- **Set problem**: Select, from the material below, each line with "York" in it.
------------------------------------------------------------------------
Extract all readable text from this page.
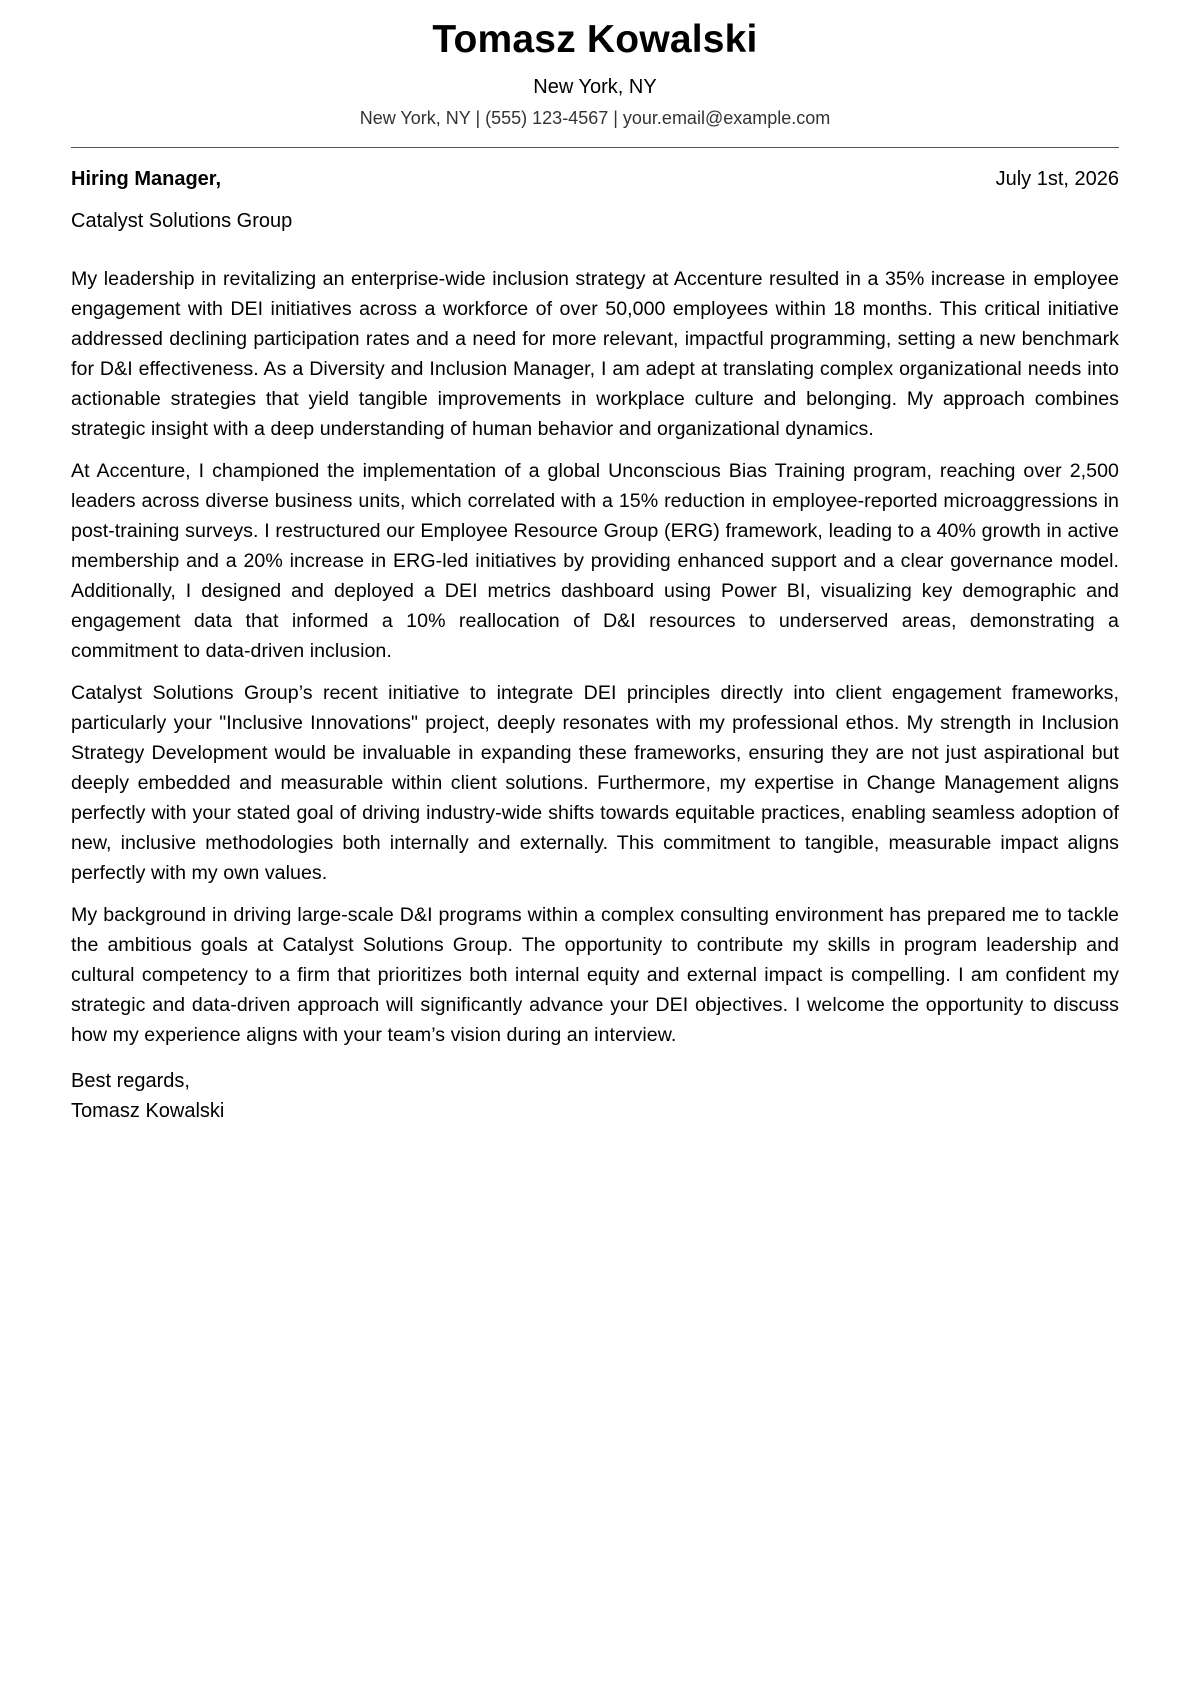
Tomasz Kowalski
New York, NY
New York, NY | (555) 123-4567 | your.email@example.com
Hiring Manager,	July 1st, 2026
Catalyst Solutions Group

My leadership in revitalizing an enterprise-wide inclusion strategy at Accenture resulted in a 35% increase in employee engagement with DEI initiatives across a workforce of over 50,000 employees within 18 months. This critical initiative addressed declining participation rates and a need for more relevant, impactful programming, setting a new benchmark for D&I effectiveness. As a Diversity and Inclusion Manager, I am adept at translating complex organizational needs into actionable strategies that yield tangible improvements in workplace culture and belonging. My approach combines strategic insight with a deep understanding of human behavior and organizational dynamics.

At Accenture, I championed the implementation of a global Unconscious Bias Training program, reaching over 2,500 leaders across diverse business units, which correlated with a 15% reduction in employee-reported microaggressions in post-training surveys. I restructured our Employee Resource Group (ERG) framework, leading to a 40% growth in active membership and a 20% increase in ERG-led initiatives by providing enhanced support and a clear governance model. Additionally, I designed and deployed a DEI metrics dashboard using Power BI, visualizing key demographic and engagement data that informed a 10% reallocation of D&I resources to underserved areas, demonstrating a commitment to data-driven inclusion.

Catalyst Solutions Group’s recent initiative to integrate DEI principles directly into client engagement frameworks, particularly your "Inclusive Innovations" project, deeply resonates with my professional ethos. My strength in Inclusion Strategy Development would be invaluable in expanding these frameworks, ensuring they are not just aspirational but deeply embedded and measurable within client solutions. Furthermore, my expertise in Change Management aligns perfectly with your stated goal of driving industry-wide shifts towards equitable practices, enabling seamless adoption of new, inclusive methodologies both internally and externally. This commitment to tangible, measurable impact aligns perfectly with my own values.

My background in driving large-scale D&I programs within a complex consulting environment has prepared me to tackle the ambitious goals at Catalyst Solutions Group. The opportunity to contribute my skills in program leadership and cultural competency to a firm that prioritizes both internal equity and external impact is compelling. I am confident my strategic and data-driven approach will significantly advance your DEI objectives. I welcome the opportunity to discuss how my experience aligns with your team’s vision during an interview.

Best regards,
Tomasz Kowalski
------------------------------------------------------------------------
- **Answer in full**:
New York, NY
New York, NY | (555) 123-4567 | your.email@example.com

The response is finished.